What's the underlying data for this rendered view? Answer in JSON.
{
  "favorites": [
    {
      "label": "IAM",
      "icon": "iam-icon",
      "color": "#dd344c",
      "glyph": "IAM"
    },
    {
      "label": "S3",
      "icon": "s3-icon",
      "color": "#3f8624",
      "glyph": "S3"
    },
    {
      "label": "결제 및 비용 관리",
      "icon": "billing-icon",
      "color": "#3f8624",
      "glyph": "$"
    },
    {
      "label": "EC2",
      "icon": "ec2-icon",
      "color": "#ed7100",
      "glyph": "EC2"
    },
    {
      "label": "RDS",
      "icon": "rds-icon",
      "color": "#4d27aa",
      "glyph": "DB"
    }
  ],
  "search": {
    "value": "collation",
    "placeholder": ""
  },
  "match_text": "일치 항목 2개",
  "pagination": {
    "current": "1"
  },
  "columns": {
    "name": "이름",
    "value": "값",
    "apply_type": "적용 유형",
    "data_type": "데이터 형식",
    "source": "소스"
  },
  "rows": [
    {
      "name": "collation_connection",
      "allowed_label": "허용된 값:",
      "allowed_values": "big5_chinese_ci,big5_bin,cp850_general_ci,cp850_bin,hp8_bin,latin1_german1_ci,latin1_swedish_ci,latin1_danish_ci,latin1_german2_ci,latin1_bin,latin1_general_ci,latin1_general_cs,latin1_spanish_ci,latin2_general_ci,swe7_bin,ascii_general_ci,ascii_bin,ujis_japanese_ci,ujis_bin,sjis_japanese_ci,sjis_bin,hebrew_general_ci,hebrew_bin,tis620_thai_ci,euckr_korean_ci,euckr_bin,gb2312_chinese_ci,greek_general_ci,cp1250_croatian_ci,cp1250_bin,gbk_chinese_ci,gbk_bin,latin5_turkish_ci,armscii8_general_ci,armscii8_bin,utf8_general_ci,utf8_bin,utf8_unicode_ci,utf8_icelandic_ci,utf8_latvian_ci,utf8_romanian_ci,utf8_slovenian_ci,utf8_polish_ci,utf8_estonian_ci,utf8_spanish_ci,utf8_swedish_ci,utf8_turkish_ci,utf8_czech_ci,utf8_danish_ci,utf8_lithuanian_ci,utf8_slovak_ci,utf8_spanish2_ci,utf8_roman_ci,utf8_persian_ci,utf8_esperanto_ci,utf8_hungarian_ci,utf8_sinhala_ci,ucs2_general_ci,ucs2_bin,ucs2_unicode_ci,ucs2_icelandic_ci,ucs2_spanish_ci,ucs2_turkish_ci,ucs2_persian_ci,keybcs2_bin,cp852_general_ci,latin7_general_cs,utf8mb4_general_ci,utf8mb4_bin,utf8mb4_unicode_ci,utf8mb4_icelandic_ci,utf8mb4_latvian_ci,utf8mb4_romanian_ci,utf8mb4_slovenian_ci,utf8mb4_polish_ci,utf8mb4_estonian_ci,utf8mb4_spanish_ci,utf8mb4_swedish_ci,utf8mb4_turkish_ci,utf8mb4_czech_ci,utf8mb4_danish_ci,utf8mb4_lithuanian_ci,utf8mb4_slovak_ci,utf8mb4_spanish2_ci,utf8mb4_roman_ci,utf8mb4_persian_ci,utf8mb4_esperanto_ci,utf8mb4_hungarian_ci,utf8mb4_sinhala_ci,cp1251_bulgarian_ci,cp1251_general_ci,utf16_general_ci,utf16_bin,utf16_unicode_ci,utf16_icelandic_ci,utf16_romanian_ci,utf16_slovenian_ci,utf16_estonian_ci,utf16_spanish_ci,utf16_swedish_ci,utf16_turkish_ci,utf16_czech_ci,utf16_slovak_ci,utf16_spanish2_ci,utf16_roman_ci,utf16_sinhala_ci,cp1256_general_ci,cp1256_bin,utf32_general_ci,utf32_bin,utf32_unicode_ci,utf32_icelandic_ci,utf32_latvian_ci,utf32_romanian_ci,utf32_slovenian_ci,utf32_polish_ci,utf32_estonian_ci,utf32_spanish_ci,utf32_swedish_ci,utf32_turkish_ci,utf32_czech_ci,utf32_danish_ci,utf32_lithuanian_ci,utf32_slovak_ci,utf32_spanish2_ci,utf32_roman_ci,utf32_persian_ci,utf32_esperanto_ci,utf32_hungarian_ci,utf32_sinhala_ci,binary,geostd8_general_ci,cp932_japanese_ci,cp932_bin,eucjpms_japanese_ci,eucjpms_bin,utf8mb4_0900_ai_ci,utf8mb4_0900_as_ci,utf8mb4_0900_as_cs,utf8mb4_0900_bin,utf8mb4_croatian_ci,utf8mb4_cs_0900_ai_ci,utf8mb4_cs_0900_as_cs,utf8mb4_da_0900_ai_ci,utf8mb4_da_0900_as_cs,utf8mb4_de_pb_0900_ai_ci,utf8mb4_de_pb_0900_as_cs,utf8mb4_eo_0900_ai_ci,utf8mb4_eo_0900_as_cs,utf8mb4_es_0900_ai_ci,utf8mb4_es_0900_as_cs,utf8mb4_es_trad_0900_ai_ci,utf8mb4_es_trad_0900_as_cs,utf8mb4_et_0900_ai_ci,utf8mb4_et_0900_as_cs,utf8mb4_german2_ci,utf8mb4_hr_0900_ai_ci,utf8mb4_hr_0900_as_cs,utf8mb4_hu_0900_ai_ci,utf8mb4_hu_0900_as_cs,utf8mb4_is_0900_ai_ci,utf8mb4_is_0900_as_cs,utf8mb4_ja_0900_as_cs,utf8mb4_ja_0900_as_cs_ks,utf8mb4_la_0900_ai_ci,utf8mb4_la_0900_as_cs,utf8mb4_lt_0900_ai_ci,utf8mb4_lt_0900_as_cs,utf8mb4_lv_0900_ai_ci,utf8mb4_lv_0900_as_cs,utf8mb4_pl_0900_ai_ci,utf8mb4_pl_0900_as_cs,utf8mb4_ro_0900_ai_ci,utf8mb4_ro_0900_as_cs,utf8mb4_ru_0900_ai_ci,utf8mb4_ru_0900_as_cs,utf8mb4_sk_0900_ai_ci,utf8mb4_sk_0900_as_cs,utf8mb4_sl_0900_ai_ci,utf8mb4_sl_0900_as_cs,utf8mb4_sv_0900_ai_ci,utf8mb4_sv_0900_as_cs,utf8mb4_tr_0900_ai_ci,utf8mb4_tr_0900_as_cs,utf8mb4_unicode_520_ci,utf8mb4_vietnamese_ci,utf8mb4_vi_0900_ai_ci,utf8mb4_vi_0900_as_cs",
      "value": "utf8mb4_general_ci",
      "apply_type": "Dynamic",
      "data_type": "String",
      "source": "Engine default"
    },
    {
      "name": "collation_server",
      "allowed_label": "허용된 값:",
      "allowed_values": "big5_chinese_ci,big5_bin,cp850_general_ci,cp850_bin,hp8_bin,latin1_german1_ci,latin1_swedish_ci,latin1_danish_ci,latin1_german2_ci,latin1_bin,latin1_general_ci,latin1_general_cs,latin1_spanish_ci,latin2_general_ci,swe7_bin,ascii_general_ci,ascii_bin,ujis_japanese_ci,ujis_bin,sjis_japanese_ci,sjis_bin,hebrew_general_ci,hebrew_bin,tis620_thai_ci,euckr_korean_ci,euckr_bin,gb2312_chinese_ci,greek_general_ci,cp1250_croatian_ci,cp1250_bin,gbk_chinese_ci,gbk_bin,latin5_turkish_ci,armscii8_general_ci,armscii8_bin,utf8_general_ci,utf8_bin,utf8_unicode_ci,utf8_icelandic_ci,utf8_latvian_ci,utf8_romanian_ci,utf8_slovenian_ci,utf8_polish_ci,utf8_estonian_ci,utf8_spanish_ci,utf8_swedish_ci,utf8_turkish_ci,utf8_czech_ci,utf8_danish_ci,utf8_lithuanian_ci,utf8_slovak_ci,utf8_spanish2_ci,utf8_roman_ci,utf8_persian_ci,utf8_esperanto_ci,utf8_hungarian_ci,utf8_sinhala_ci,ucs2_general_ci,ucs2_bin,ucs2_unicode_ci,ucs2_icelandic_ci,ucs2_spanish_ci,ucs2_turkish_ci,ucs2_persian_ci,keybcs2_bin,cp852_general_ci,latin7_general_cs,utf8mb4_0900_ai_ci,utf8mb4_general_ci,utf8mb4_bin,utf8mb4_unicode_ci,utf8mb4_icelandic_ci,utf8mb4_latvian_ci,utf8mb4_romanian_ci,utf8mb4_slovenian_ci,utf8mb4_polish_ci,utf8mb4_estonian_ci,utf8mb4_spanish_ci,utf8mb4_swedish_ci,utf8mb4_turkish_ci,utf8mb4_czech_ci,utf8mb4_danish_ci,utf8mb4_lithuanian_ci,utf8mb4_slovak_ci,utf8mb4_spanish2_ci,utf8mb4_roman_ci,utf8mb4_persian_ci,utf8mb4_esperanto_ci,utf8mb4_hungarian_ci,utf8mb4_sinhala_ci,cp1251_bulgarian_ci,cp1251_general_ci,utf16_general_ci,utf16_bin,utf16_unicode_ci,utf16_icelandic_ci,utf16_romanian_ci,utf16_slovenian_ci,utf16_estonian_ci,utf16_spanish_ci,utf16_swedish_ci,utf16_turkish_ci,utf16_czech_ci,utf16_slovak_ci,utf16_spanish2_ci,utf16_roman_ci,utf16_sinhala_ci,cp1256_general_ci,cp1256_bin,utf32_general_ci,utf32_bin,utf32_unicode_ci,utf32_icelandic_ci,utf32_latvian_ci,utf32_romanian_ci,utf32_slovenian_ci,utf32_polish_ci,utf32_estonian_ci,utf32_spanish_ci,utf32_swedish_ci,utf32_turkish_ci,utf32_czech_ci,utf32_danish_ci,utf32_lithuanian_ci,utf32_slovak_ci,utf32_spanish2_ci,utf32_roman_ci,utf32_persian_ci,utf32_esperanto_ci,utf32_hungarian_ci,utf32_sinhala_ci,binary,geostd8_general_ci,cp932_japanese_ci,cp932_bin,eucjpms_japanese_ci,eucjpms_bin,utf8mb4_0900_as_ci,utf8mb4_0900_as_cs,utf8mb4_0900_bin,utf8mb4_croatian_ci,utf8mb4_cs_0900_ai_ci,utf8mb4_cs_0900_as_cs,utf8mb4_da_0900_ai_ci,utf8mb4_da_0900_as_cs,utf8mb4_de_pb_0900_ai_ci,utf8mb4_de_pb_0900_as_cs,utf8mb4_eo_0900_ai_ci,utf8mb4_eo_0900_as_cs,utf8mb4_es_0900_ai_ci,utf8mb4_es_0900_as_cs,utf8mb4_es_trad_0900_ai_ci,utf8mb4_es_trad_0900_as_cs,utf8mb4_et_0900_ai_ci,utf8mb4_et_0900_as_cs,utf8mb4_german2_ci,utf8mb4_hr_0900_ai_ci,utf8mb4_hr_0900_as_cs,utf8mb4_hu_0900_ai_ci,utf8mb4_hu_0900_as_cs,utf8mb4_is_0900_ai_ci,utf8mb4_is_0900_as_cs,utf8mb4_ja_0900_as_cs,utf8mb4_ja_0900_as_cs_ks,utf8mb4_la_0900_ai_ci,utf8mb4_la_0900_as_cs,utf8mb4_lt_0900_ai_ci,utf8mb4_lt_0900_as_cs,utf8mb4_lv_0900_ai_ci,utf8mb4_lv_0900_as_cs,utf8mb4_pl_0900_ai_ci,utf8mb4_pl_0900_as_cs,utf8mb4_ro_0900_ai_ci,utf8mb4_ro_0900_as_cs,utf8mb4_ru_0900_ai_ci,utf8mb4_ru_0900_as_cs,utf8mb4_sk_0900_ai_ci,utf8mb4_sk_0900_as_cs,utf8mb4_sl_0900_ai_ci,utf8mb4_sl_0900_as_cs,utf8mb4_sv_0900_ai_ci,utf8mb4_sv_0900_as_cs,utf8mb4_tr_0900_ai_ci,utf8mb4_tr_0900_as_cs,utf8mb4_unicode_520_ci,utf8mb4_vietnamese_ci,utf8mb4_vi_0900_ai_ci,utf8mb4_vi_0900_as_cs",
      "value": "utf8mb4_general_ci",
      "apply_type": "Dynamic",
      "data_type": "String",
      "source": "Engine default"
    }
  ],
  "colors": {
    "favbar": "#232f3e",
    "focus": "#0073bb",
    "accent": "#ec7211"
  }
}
**********
### STATED GOAL
Select every line where the word "icon" occurs.

### EXERCISE SOLUTION
      "icon": "iam-icon",
      "icon": "s3-icon",
      "icon": "billing-icon",
      "icon": "ec2-icon",
      "icon": "rds-icon",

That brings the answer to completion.